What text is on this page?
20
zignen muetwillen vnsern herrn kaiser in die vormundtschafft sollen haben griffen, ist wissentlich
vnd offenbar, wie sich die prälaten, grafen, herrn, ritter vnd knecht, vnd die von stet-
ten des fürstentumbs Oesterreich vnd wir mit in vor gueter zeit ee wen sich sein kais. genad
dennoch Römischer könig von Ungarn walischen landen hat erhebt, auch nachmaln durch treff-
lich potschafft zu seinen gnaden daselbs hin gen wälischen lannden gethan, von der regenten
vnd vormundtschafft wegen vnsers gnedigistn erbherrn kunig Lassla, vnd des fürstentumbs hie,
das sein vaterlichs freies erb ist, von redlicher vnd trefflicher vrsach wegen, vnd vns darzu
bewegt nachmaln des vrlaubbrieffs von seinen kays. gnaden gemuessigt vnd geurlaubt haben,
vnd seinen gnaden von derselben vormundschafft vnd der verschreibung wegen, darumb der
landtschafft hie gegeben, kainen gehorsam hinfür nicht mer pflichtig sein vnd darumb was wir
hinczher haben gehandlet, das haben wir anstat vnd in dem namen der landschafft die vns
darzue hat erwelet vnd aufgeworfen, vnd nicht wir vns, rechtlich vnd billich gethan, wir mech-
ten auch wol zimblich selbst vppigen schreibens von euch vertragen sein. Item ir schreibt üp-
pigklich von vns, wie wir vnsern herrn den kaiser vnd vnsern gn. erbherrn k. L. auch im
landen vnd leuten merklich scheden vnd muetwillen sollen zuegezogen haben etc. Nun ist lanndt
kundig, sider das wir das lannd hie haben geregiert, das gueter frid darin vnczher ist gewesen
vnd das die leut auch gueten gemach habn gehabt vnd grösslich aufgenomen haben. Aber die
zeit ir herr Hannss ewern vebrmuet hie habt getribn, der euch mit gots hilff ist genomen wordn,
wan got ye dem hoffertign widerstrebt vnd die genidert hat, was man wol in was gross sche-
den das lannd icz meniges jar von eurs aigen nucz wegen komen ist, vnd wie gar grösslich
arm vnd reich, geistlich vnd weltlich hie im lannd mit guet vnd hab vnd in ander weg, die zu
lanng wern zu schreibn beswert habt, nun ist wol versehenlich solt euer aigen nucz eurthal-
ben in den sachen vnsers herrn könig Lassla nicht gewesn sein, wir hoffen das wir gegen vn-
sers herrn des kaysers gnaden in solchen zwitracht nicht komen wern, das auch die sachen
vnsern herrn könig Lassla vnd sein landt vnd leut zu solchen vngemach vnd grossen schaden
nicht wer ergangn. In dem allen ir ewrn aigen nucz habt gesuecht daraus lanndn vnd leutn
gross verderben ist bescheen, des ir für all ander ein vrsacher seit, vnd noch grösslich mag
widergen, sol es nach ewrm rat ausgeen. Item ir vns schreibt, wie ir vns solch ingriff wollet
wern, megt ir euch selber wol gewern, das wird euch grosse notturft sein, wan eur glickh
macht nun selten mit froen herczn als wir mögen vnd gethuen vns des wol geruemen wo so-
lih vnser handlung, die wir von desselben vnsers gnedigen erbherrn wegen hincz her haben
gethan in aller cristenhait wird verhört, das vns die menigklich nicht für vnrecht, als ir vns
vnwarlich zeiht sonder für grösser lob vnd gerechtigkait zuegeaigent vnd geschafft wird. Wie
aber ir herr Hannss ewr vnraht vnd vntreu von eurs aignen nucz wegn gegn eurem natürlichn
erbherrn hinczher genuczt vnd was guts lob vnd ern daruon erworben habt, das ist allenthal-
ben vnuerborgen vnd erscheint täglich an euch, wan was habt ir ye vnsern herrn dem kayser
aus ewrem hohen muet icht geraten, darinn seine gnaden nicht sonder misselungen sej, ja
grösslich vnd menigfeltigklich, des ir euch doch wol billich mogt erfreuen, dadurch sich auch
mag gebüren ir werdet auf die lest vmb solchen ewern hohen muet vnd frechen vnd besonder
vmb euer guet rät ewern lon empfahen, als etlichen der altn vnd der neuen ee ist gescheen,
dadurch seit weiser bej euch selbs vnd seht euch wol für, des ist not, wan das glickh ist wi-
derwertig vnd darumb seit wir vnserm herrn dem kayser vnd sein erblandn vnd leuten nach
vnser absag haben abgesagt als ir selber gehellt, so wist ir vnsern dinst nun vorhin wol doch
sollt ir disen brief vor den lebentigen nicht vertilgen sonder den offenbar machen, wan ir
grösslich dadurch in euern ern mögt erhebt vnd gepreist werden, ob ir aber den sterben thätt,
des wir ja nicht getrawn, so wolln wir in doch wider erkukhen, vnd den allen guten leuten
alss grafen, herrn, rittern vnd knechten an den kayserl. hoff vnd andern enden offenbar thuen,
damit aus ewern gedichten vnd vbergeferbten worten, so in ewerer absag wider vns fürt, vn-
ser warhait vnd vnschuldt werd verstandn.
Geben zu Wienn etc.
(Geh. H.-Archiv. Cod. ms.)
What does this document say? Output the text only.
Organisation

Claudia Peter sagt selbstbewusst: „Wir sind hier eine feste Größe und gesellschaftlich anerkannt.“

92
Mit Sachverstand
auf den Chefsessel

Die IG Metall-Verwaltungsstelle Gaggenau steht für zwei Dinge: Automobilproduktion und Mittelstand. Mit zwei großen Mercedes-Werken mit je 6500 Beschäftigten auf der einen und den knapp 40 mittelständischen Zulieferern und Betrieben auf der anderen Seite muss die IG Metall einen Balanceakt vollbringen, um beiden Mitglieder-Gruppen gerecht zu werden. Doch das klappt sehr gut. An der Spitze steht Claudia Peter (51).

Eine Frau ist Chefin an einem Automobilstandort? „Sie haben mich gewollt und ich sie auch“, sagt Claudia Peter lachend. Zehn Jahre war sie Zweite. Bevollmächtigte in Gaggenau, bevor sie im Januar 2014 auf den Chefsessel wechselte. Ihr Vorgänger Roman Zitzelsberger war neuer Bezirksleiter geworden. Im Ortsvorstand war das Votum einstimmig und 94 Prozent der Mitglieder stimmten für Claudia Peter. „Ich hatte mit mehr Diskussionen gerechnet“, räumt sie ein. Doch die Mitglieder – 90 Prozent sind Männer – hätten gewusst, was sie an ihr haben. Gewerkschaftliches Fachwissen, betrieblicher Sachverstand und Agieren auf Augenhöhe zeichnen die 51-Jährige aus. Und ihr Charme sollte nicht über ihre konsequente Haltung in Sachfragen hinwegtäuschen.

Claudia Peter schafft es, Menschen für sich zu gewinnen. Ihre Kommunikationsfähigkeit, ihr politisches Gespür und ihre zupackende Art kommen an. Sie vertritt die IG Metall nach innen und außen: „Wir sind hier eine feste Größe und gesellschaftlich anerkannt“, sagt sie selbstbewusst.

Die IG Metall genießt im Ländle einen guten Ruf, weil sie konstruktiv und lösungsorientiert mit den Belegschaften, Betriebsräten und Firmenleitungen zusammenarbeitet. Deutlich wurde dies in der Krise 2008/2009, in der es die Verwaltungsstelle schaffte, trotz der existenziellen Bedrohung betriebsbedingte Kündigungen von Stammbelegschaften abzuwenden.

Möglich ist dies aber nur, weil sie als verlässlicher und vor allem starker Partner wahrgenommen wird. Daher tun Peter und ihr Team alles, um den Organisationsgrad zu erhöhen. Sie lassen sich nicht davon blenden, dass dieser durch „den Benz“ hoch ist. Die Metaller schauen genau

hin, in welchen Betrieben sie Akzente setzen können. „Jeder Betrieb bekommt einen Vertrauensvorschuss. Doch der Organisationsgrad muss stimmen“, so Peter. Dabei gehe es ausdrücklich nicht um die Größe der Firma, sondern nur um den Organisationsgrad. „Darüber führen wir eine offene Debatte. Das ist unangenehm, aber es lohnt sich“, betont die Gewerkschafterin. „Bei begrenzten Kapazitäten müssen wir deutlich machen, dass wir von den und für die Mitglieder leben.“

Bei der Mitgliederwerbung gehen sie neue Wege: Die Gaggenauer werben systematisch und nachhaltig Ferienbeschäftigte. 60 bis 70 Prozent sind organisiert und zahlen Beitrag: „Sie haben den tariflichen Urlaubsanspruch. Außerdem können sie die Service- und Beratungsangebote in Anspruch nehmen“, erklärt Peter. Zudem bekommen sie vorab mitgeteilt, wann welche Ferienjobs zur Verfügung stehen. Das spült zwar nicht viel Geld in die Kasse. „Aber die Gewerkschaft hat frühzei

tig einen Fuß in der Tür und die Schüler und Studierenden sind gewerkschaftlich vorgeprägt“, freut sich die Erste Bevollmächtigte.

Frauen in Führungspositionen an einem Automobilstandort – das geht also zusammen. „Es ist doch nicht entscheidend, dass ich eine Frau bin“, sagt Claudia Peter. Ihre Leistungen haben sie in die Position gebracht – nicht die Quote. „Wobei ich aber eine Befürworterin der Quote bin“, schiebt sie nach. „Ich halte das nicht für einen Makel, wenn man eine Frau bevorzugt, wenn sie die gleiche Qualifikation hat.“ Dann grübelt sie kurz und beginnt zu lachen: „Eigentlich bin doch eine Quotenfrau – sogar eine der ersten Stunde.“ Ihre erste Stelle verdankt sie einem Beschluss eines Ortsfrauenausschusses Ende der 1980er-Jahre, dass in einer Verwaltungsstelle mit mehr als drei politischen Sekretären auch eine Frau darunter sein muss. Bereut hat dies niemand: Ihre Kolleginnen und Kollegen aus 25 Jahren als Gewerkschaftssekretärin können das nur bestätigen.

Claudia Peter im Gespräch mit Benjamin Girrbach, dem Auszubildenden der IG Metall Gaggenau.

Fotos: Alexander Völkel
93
......
▶ [REQUIREMENT]:
Return, from the data, each line that has the word "anerkannt" in it.

▶ [TASK RESULT]:
Claudia Peter sagt selbstbewusst: „Wir sind hier eine feste Größe und gesellschaftlich anerkannt.“
Claudia Peter schafft es, Menschen für sich zu gewinnen. Ihre Kommunikationsfähigkeit, ihr politisches Gespür und ihre zupackende Art kommen an. Sie vertritt die IG Metall nach innen und außen: „Wir sind hier eine feste Größe und gesellschaftlich anerkannt“, sagt sie selbstbewusst.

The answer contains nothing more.